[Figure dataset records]
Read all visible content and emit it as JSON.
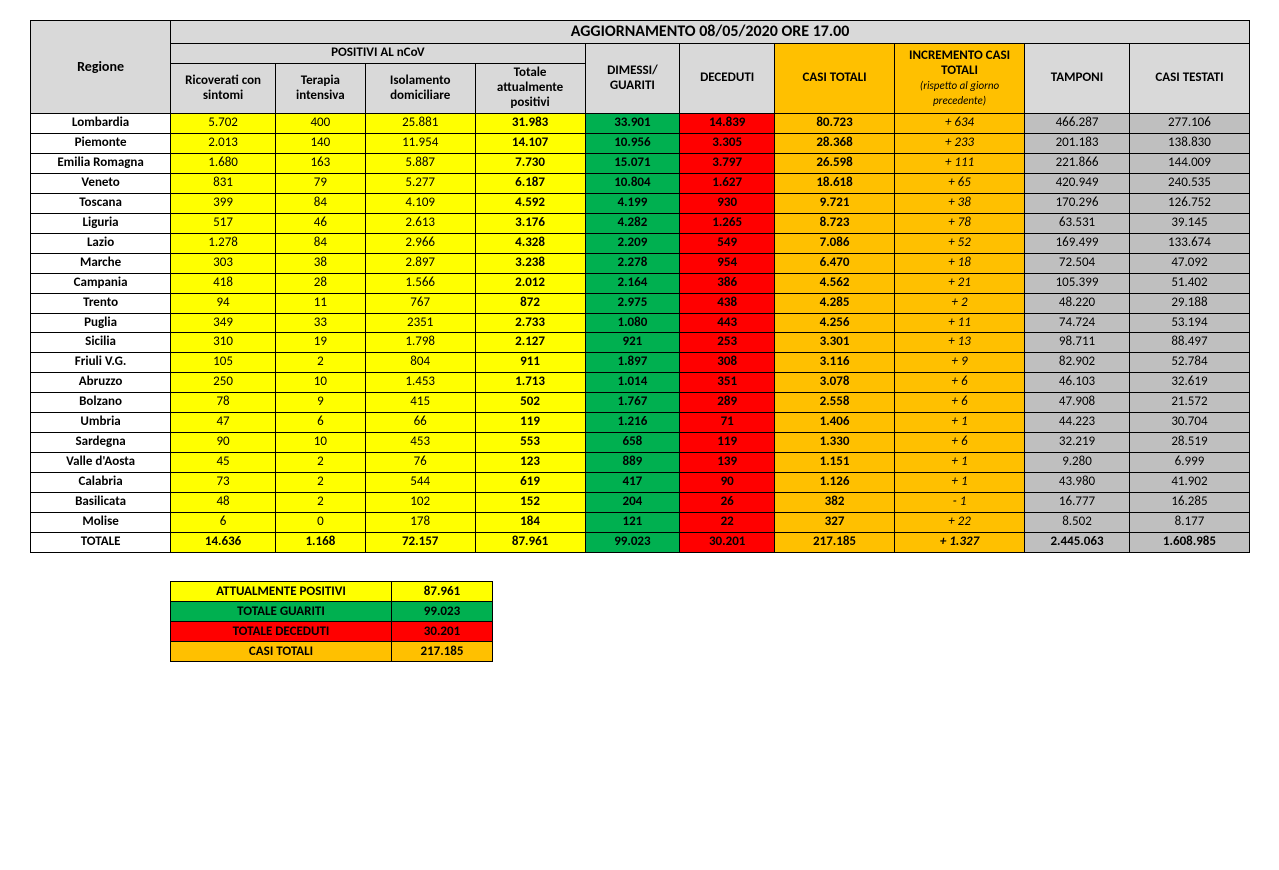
{
  "title": "AGGIORNAMENTO 08/05/2020 ORE 17.00",
  "headers": {
    "regione": "Regione",
    "positivi_group": "POSITIVI AL nCoV",
    "ricoverati": "Ricoverati con sintomi",
    "terapia": "Terapia intensiva",
    "isolamento": "Isolamento domiciliare",
    "tot_pos": "Totale attualmente positivi",
    "dimessi": "DIMESSI/ GUARITI",
    "deceduti": "DECEDUTI",
    "casi_totali": "CASI TOTALI",
    "incremento": "INCREMENTO CASI  TOTALI",
    "incremento_sub": "(rispetto al giorno precedente)",
    "tamponi": "TAMPONI",
    "casi_testati": "CASI TESTATI"
  },
  "rows": [
    {
      "r": "Lombardia",
      "a": "5.702",
      "b": "400",
      "c": "25.881",
      "d": "31.983",
      "e": "33.901",
      "f": "14.839",
      "g": "80.723",
      "h": "+ 634",
      "i": "466.287",
      "j": "277.106"
    },
    {
      "r": "Piemonte",
      "a": "2.013",
      "b": "140",
      "c": "11.954",
      "d": "14.107",
      "e": "10.956",
      "f": "3.305",
      "g": "28.368",
      "h": "+ 233",
      "i": "201.183",
      "j": "138.830"
    },
    {
      "r": "Emilia Romagna",
      "a": "1.680",
      "b": "163",
      "c": "5.887",
      "d": "7.730",
      "e": "15.071",
      "f": "3.797",
      "g": "26.598",
      "h": "+ 111",
      "i": "221.866",
      "j": "144.009"
    },
    {
      "r": "Veneto",
      "a": "831",
      "b": "79",
      "c": "5.277",
      "d": "6.187",
      "e": "10.804",
      "f": "1.627",
      "g": "18.618",
      "h": "+ 65",
      "i": "420.949",
      "j": "240.535"
    },
    {
      "r": "Toscana",
      "a": "399",
      "b": "84",
      "c": "4.109",
      "d": "4.592",
      "e": "4.199",
      "f": "930",
      "g": "9.721",
      "h": "+ 38",
      "i": "170.296",
      "j": "126.752"
    },
    {
      "r": "Liguria",
      "a": "517",
      "b": "46",
      "c": "2.613",
      "d": "3.176",
      "e": "4.282",
      "f": "1.265",
      "g": "8.723",
      "h": "+ 78",
      "i": "63.531",
      "j": "39.145"
    },
    {
      "r": "Lazio",
      "a": "1.278",
      "b": "84",
      "c": "2.966",
      "d": "4.328",
      "e": "2.209",
      "f": "549",
      "g": "7.086",
      "h": "+ 52",
      "i": "169.499",
      "j": "133.674"
    },
    {
      "r": "Marche",
      "a": "303",
      "b": "38",
      "c": "2.897",
      "d": "3.238",
      "e": "2.278",
      "f": "954",
      "g": "6.470",
      "h": "+ 18",
      "i": "72.504",
      "j": "47.092"
    },
    {
      "r": "Campania",
      "a": "418",
      "b": "28",
      "c": "1.566",
      "d": "2.012",
      "e": "2.164",
      "f": "386",
      "g": "4.562",
      "h": "+ 21",
      "i": "105.399",
      "j": "51.402"
    },
    {
      "r": "Trento",
      "a": "94",
      "b": "11",
      "c": "767",
      "d": "872",
      "e": "2.975",
      "f": "438",
      "g": "4.285",
      "h": "+ 2",
      "i": "48.220",
      "j": "29.188"
    },
    {
      "r": "Puglia",
      "a": "349",
      "b": "33",
      "c": "2351",
      "d": "2.733",
      "e": "1.080",
      "f": "443",
      "g": "4.256",
      "h": "+ 11",
      "i": "74.724",
      "j": "53.194"
    },
    {
      "r": "Sicilia",
      "a": "310",
      "b": "19",
      "c": "1.798",
      "d": "2.127",
      "e": "921",
      "f": "253",
      "g": "3.301",
      "h": "+ 13",
      "i": "98.711",
      "j": "88.497"
    },
    {
      "r": "Friuli V.G.",
      "a": "105",
      "b": "2",
      "c": "804",
      "d": "911",
      "e": "1.897",
      "f": "308",
      "g": "3.116",
      "h": "+ 9",
      "i": "82.902",
      "j": "52.784"
    },
    {
      "r": "Abruzzo",
      "a": "250",
      "b": "10",
      "c": "1.453",
      "d": "1.713",
      "e": "1.014",
      "f": "351",
      "g": "3.078",
      "h": "+ 6",
      "i": "46.103",
      "j": "32.619"
    },
    {
      "r": "Bolzano",
      "a": "78",
      "b": "9",
      "c": "415",
      "d": "502",
      "e": "1.767",
      "f": "289",
      "g": "2.558",
      "h": "+ 6",
      "i": "47.908",
      "j": "21.572"
    },
    {
      "r": "Umbria",
      "a": "47",
      "b": "6",
      "c": "66",
      "d": "119",
      "e": "1.216",
      "f": "71",
      "g": "1.406",
      "h": "+ 1",
      "i": "44.223",
      "j": "30.704"
    },
    {
      "r": "Sardegna",
      "a": "90",
      "b": "10",
      "c": "453",
      "d": "553",
      "e": "658",
      "f": "119",
      "g": "1.330",
      "h": "+ 6",
      "i": "32.219",
      "j": "28.519"
    },
    {
      "r": "Valle d'Aosta",
      "a": "45",
      "b": "2",
      "c": "76",
      "d": "123",
      "e": "889",
      "f": "139",
      "g": "1.151",
      "h": "+ 1",
      "i": "9.280",
      "j": "6.999"
    },
    {
      "r": "Calabria",
      "a": "73",
      "b": "2",
      "c": "544",
      "d": "619",
      "e": "417",
      "f": "90",
      "g": "1.126",
      "h": "+ 1",
      "i": "43.980",
      "j": "41.902"
    },
    {
      "r": "Basilicata",
      "a": "48",
      "b": "2",
      "c": "102",
      "d": "152",
      "e": "204",
      "f": "26",
      "g": "382",
      "h": "- 1",
      "i": "16.777",
      "j": "16.285"
    },
    {
      "r": "Molise",
      "a": "6",
      "b": "0",
      "c": "178",
      "d": "184",
      "e": "121",
      "f": "22",
      "g": "327",
      "h": "+ 22",
      "i": "8.502",
      "j": "8.177"
    }
  ],
  "totale": {
    "r": "TOTALE",
    "a": "14.636",
    "b": "1.168",
    "c": "72.157",
    "d": "87.961",
    "e": "99.023",
    "f": "30.201",
    "g": "217.185",
    "h": "+ 1.327",
    "i": "2.445.063",
    "j": "1.608.985"
  },
  "summary": {
    "att_pos_l": "ATTUALMENTE POSITIVI",
    "att_pos_v": "87.961",
    "guariti_l": "TOTALE GUARITI",
    "guariti_v": "99.023",
    "deceduti_l": "TOTALE DECEDUTI",
    "deceduti_v": "30.201",
    "casi_l": "CASI TOTALI",
    "casi_v": "217.185"
  },
  "colors": {
    "yellow": "#ffff00",
    "green": "#00b050",
    "red": "#ff0000",
    "orange": "#ffc000",
    "gray": "#bfbfbf",
    "hdr": "#d9d9d9"
  }
}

Problem to solve
Every entry above should be duplicated exactly. Do not include the images.

Task solution
Read all visible content and emit it as JSON.
{
  "title": "AGGIORNAMENTO 08/05/2020 ORE 17.00",
  "headers": {
    "regione": "Regione",
    "positivi_group": "POSITIVI AL nCoV",
    "ricoverati": "Ricoverati con sintomi",
    "terapia": "Terapia intensiva",
    "isolamento": "Isolamento domiciliare",
    "tot_pos": "Totale attualmente positivi",
    "dimessi": "DIMESSI/ GUARITI",
    "deceduti": "DECEDUTI",
    "casi_totali": "CASI TOTALI",
    "incremento": "INCREMENTO CASI  TOTALI",
    "incremento_sub": "(rispetto al giorno precedente)",
    "tamponi": "TAMPONI",
    "casi_testati": "CASI TESTATI"
  },
  "rows": [
    {
      "r": "Lombardia",
      "a": "5.702",
      "b": "400",
      "c": "25.881",
      "d": "31.983",
      "e": "33.901",
      "f": "14.839",
      "g": "80.723",
      "h": "+ 634",
      "i": "466.287",
      "j": "277.106"
    },
    {
      "r": "Piemonte",
      "a": "2.013",
      "b": "140",
      "c": "11.954",
      "d": "14.107",
      "e": "10.956",
      "f": "3.305",
      "g": "28.368",
      "h": "+ 233",
      "i": "201.183",
      "j": "138.830"
    },
    {
      "r": "Emilia Romagna",
      "a": "1.680",
      "b": "163",
      "c": "5.887",
      "d": "7.730",
      "e": "15.071",
      "f": "3.797",
      "g": "26.598",
      "h": "+ 111",
      "i": "221.866",
      "j": "144.009"
    },
    {
      "r": "Veneto",
      "a": "831",
      "b": "79",
      "c": "5.277",
      "d": "6.187",
      "e": "10.804",
      "f": "1.627",
      "g": "18.618",
      "h": "+ 65",
      "i": "420.949",
      "j": "240.535"
    },
    {
      "r": "Toscana",
      "a": "399",
      "b": "84",
      "c": "4.109",
      "d": "4.592",
      "e": "4.199",
      "f": "930",
      "g": "9.721",
      "h": "+ 38",
      "i": "170.296",
      "j": "126.752"
    },
    {
      "r": "Liguria",
      "a": "517",
      "b": "46",
      "c": "2.613",
      "d": "3.176",
      "e": "4.282",
      "f": "1.265",
      "g": "8.723",
      "h": "+ 78",
      "i": "63.531",
      "j": "39.145"
    },
    {
      "r": "Lazio",
      "a": "1.278",
      "b": "84",
      "c": "2.966",
      "d": "4.328",
      "e": "2.209",
      "f": "549",
      "g": "7.086",
      "h": "+ 52",
      "i": "169.499",
      "j": "133.674"
    },
    {
      "r": "Marche",
      "a": "303",
      "b": "38",
      "c": "2.897",
      "d": "3.238",
      "e": "2.278",
      "f": "954",
      "g": "6.470",
      "h": "+ 18",
      "i": "72.504",
      "j": "47.092"
    },
    {
      "r": "Campania",
      "a": "418",
      "b": "28",
      "c": "1.566",
      "d": "2.012",
      "e": "2.164",
      "f": "386",
      "g": "4.562",
      "h": "+ 21",
      "i": "105.399",
      "j": "51.402"
    },
    {
      "r": "Trento",
      "a": "94",
      "b": "11",
      "c": "767",
      "d": "872",
      "e": "2.975",
      "f": "438",
      "g": "4.285",
      "h": "+ 2",
      "i": "48.220",
      "j": "29.188"
    },
    {
      "r": "Puglia",
      "a": "349",
      "b": "33",
      "c": "2351",
      "d": "2.733",
      "e": "1.080",
      "f": "443",
      "g": "4.256",
      "h": "+ 11",
      "i": "74.724",
      "j": "53.194"
    },
    {
      "r": "Sicilia",
      "a": "310",
      "b": "19",
      "c": "1.798",
      "d": "2.127",
      "e": "921",
      "f": "253",
      "g": "3.301",
      "h": "+ 13",
      "i": "98.711",
      "j": "88.497"
    },
    {
      "r": "Friuli V.G.",
      "a": "105",
      "b": "2",
      "c": "804",
      "d": "911",
      "e": "1.897",
      "f": "308",
      "g": "3.116",
      "h": "+ 9",
      "i": "82.902",
      "j": "52.784"
    },
    {
      "r": "Abruzzo",
      "a": "250",
      "b": "10",
      "c": "1.453",
      "d": "1.713",
      "e": "1.014",
      "f": "351",
      "g": "3.078",
      "h": "+ 6",
      "i": "46.103",
      "j": "32.619"
    },
    {
      "r": "Bolzano",
      "a": "78",
      "b": "9",
      "c": "415",
      "d": "502",
      "e": "1.767",
      "f": "289",
      "g": "2.558",
      "h": "+ 6",
      "i": "47.908",
      "j": "21.572"
    },
    {
      "r": "Umbria",
      "a": "47",
      "b": "6",
      "c": "66",
      "d": "119",
      "e": "1.216",
      "f": "71",
      "g": "1.406",
      "h": "+ 1",
      "i": "44.223",
      "j": "30.704"
    },
    {
      "r": "Sardegna",
      "a": "90",
      "b": "10",
      "c": "453",
      "d": "553",
      "e": "658",
      "f": "119",
      "g": "1.330",
      "h": "+ 6",
      "i": "32.219",
      "j": "28.519"
    },
    {
      "r": "Valle d'Aosta",
      "a": "45",
      "b": "2",
      "c": "76",
      "d": "123",
      "e": "889",
      "f": "139",
      "g": "1.151",
      "h": "+ 1",
      "i": "9.280",
      "j": "6.999"
    },
    {
      "r": "Calabria",
      "a": "73",
      "b": "2",
      "c": "544",
      "d": "619",
      "e": "417",
      "f": "90",
      "g": "1.126",
      "h": "+ 1",
      "i": "43.980",
      "j": "41.902"
    },
    {
      "r": "Basilicata",
      "a": "48",
      "b": "2",
      "c": "102",
      "d": "152",
      "e": "204",
      "f": "26",
      "g": "382",
      "h": "- 1",
      "i": "16.777",
      "j": "16.285"
    },
    {
      "r": "Molise",
      "a": "6",
      "b": "0",
      "c": "178",
      "d": "184",
      "e": "121",
      "f": "22",
      "g": "327",
      "h": "+ 22",
      "i": "8.502",
      "j": "8.177"
    }
  ],
  "totale": {
    "r": "TOTALE",
    "a": "14.636",
    "b": "1.168",
    "c": "72.157",
    "d": "87.961",
    "e": "99.023",
    "f": "30.201",
    "g": "217.185",
    "h": "+ 1.327",
    "i": "2.445.063",
    "j": "1.608.985"
  },
  "summary": {
    "att_pos_l": "ATTUALMENTE POSITIVI",
    "att_pos_v": "87.961",
    "guariti_l": "TOTALE GUARITI",
    "guariti_v": "99.023",
    "deceduti_l": "TOTALE DECEDUTI",
    "deceduti_v": "30.201",
    "casi_l": "CASI TOTALI",
    "casi_v": "217.185"
  },
  "colors": {
    "yellow": "#ffff00",
    "green": "#00b050",
    "red": "#ff0000",
    "orange": "#ffc000",
    "gray": "#bfbfbf",
    "hdr": "#d9d9d9"
  }
}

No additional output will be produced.